**Work instructions**.
Return each line of the material verbatim.

• • • • •

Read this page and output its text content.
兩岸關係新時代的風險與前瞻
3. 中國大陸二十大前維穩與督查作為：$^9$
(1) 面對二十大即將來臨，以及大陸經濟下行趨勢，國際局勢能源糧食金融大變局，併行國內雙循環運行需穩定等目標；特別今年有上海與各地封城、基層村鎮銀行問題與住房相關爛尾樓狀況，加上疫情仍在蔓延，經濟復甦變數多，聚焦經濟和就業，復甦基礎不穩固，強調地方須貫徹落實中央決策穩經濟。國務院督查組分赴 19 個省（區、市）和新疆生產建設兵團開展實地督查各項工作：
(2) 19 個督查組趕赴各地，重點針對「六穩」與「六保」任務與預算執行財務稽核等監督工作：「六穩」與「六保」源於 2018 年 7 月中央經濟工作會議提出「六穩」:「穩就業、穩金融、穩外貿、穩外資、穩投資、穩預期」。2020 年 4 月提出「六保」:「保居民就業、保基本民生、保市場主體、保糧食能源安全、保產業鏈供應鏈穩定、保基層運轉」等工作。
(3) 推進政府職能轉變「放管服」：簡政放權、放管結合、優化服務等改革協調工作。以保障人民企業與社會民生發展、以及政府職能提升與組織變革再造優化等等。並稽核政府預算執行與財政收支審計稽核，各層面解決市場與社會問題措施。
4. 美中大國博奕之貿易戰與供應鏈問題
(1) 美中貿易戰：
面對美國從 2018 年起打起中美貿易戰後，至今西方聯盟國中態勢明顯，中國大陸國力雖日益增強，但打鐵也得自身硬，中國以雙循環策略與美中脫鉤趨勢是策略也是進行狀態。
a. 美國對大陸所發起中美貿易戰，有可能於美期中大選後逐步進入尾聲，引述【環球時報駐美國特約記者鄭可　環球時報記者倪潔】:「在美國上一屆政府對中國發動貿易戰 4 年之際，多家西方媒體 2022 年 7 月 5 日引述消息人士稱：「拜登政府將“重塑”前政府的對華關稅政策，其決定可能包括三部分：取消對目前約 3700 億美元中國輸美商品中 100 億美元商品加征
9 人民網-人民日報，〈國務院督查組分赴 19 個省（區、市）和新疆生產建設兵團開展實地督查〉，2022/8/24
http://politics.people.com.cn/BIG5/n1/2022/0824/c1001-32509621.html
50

• • • • •

**Worked solution**.
Read this page and output its text content.
兩岸關係新時代的風險與前瞻
3. 中國大陸二十大前維穩與督查作為：$^9$
(1) 面對二十大即將來臨，以及大陸經濟下行趨勢，國際局勢能源糧食金融大變局，併行國內雙循環運行需穩定等目標；特別今年有上海與各地封城、基層村鎮銀行問題與住房相關爛尾樓狀況，加上疫情仍在蔓延，經濟復甦變數多，聚焦經濟和就業，復甦基礎不穩固，強調地方須貫徹落實中央決策穩經濟。國務院督查組分赴 19 個省（區、市）和新疆生產建設兵團開展實地督查各項工作：
(2) 19 個督查組趕赴各地，重點針對「六穩」與「六保」任務與預算執行財務稽核等監督工作：「六穩」與「六保」源於 2018 年 7 月中央經濟工作會議提出「六穩」:「穩就業、穩金融、穩外貿、穩外資、穩投資、穩預期」。2020 年 4 月提出「六保」:「保居民就業、保基本民生、保市場主體、保糧食能源安全、保產業鏈供應鏈穩定、保基層運轉」等工作。
(3) 推進政府職能轉變「放管服」：簡政放權、放管結合、優化服務等改革協調工作。以保障人民企業與社會民生發展、以及政府職能提升與組織變革再造優化等等。並稽核政府預算執行與財政收支審計稽核，各層面解決市場與社會問題措施。
4. 美中大國博奕之貿易戰與供應鏈問題
(1) 美中貿易戰：
面對美國從 2018 年起打起中美貿易戰後，至今西方聯盟國中態勢明顯，中國大陸國力雖日益增強，但打鐵也得自身硬，中國以雙循環策略與美中脫鉤趨勢是策略也是進行狀態。
a. 美國對大陸所發起中美貿易戰，有可能於美期中大選後逐步進入尾聲，引述【環球時報駐美國特約記者鄭可　環球時報記者倪潔】:「在美國上一屆政府對中國發動貿易戰 4 年之際，多家西方媒體 2022 年 7 月 5 日引述消息人士稱：「拜登政府將“重塑”前政府的對華關稅政策，其決定可能包括三部分：取消對目前約 3700 億美元中國輸美商品中 100 億美元商品加征
9 人民網-人民日報，〈國務院督查組分赴 19 個省（區、市）和新疆生產建設兵團開展實地督查〉，2022/8/24
http://politics.people.com.cn/BIG5/n1/2022/0824/c1001-32509621.html
50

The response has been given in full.